Begin

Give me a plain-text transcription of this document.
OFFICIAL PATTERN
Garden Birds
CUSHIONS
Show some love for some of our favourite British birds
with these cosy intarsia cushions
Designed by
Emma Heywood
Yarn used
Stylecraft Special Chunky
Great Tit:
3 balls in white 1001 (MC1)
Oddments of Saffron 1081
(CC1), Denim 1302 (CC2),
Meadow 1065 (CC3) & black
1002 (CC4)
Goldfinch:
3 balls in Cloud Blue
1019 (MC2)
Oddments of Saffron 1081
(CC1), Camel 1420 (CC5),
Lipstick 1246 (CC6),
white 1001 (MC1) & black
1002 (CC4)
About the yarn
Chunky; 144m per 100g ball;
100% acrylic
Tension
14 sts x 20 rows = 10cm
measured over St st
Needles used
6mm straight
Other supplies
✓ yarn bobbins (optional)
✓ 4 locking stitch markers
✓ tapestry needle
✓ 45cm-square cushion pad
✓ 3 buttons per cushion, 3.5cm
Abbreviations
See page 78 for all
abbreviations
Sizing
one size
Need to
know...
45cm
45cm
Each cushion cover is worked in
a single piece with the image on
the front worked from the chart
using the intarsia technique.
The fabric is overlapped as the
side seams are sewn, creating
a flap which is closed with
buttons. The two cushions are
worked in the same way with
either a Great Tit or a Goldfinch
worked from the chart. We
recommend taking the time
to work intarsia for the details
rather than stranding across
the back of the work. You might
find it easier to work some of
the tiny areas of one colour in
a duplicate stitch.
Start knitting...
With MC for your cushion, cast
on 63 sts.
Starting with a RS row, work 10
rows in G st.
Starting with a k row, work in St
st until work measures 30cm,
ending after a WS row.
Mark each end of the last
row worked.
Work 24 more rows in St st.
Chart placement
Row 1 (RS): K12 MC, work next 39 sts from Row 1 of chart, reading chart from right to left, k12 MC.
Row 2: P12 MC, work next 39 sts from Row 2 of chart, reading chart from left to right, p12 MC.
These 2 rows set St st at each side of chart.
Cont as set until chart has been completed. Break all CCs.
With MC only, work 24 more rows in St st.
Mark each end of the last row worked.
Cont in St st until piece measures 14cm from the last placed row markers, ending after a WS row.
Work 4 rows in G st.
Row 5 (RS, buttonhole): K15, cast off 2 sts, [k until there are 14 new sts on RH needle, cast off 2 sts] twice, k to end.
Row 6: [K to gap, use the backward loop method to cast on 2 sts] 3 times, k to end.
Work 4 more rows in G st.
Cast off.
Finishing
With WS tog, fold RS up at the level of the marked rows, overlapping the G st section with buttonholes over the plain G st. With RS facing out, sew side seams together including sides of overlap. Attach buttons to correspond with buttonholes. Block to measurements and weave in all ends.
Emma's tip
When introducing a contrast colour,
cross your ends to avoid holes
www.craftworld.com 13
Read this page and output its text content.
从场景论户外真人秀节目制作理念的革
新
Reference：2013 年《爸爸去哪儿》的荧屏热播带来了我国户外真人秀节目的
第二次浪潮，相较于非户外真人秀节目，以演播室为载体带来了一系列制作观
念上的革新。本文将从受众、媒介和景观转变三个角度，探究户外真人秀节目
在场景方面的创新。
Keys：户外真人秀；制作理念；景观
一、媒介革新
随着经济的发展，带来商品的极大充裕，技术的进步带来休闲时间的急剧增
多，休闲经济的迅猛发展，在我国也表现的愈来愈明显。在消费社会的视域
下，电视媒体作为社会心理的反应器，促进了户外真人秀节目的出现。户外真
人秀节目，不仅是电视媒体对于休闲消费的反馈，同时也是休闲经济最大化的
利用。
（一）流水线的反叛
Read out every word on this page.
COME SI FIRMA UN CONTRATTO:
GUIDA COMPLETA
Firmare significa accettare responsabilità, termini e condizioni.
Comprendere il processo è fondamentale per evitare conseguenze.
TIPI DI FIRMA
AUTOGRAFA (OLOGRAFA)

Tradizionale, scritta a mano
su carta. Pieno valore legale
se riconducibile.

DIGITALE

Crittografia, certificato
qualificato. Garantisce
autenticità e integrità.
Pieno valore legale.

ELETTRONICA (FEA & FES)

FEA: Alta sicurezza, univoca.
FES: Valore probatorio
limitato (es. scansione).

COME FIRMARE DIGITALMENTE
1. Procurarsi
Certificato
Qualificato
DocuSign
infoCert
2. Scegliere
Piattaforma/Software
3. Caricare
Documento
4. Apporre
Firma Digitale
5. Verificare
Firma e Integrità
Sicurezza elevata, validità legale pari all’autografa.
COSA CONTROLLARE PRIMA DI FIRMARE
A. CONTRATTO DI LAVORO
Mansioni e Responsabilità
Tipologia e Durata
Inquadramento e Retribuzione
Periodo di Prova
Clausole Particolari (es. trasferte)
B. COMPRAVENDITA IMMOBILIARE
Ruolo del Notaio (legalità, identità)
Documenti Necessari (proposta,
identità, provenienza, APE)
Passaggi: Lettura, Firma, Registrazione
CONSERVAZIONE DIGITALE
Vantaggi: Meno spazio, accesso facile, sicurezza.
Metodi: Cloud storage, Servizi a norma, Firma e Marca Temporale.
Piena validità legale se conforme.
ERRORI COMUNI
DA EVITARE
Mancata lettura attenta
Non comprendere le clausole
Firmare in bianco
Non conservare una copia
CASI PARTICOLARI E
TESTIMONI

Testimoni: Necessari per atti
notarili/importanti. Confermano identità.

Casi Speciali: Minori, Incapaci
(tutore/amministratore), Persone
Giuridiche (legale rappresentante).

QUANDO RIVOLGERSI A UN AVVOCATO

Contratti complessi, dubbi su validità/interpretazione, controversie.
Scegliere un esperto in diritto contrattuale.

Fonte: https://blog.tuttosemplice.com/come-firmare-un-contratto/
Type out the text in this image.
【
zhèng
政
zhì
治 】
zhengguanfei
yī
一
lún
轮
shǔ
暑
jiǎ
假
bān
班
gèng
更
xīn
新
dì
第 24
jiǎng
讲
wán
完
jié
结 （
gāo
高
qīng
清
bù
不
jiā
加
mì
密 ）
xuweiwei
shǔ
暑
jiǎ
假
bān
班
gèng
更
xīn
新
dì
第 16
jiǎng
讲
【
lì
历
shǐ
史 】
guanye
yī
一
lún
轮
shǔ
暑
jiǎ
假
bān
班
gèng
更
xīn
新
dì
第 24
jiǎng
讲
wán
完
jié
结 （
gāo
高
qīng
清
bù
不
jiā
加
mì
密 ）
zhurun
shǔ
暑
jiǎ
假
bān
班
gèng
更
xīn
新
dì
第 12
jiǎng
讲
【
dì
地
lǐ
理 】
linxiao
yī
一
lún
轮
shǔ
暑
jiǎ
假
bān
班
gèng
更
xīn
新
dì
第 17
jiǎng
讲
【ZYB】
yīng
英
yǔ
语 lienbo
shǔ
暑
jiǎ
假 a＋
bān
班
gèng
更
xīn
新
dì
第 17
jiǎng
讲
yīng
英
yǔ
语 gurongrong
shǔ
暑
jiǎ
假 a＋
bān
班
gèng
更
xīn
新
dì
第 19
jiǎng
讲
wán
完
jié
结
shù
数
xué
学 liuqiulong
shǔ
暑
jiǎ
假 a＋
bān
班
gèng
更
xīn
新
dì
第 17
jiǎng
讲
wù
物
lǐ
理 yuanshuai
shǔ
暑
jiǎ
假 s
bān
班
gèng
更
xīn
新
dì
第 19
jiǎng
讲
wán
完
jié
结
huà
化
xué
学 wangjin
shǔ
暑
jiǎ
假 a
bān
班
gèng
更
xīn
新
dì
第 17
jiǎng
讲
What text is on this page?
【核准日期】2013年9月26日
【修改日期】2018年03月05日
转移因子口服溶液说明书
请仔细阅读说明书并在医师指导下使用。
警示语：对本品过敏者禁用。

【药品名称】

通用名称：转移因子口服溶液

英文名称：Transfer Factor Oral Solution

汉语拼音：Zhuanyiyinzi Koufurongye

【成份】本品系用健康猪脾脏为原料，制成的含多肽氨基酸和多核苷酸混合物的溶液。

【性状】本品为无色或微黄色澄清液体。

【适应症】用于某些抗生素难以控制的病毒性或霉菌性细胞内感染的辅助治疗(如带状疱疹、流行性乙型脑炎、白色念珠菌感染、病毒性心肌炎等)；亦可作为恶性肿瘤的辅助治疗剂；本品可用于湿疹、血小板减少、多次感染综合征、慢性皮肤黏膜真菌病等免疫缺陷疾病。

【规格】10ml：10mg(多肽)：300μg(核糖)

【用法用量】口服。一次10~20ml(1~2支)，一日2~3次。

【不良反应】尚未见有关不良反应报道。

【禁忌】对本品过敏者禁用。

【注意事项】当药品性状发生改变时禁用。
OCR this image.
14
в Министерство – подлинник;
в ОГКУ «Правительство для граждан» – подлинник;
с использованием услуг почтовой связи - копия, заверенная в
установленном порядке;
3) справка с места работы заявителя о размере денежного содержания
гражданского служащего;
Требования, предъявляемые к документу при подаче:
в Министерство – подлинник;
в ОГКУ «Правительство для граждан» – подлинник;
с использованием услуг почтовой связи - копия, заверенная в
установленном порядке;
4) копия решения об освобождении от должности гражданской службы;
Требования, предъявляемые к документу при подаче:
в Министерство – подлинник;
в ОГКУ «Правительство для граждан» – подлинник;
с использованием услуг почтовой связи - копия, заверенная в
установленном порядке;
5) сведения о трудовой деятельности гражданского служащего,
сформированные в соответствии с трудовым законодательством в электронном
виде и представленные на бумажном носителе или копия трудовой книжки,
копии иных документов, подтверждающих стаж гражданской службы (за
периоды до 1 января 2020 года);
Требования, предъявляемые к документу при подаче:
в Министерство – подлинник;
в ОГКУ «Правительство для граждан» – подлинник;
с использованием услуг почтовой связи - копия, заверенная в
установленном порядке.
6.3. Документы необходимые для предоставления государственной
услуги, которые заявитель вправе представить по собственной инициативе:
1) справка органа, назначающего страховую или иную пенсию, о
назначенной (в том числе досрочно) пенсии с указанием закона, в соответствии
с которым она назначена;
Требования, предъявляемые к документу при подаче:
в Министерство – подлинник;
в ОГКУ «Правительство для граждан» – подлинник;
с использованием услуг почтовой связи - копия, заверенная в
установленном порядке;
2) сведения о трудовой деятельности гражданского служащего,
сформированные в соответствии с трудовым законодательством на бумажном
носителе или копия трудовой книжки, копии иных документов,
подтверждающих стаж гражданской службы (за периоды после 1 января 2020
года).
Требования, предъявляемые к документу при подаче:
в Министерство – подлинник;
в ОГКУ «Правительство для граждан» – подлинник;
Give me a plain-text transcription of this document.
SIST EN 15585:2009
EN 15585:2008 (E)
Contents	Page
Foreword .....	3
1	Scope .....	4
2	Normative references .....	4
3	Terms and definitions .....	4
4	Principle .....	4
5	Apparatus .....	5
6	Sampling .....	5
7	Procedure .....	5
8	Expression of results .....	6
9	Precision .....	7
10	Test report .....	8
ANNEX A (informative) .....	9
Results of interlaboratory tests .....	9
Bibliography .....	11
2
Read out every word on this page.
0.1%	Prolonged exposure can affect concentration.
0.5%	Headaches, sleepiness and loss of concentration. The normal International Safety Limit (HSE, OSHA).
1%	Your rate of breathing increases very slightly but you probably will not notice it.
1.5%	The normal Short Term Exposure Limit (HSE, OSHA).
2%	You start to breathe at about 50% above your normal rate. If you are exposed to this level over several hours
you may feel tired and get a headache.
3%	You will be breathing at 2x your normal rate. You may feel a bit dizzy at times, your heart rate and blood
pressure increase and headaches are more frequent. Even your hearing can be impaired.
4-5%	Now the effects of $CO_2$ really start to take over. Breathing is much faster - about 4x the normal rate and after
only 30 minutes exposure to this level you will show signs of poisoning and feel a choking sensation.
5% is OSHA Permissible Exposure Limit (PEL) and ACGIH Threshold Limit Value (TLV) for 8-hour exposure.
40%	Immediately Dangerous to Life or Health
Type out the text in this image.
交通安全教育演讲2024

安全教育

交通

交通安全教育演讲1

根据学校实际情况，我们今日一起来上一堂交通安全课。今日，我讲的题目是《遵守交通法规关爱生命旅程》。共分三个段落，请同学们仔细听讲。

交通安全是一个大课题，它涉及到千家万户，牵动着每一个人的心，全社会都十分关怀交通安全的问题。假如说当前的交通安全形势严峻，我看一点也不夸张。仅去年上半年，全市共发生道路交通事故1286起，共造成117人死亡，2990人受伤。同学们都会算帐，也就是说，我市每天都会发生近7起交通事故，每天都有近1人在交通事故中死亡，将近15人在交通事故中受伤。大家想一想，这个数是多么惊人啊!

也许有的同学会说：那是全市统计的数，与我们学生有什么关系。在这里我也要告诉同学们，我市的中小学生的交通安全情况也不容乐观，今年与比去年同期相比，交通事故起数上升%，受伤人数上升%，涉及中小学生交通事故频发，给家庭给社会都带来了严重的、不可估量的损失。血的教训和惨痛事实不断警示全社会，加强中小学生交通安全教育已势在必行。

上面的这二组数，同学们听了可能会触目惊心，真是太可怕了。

End

**Exercise details**
Determine how many lines of the data contain the word "иных", and reply with that number only.

**The answer**
2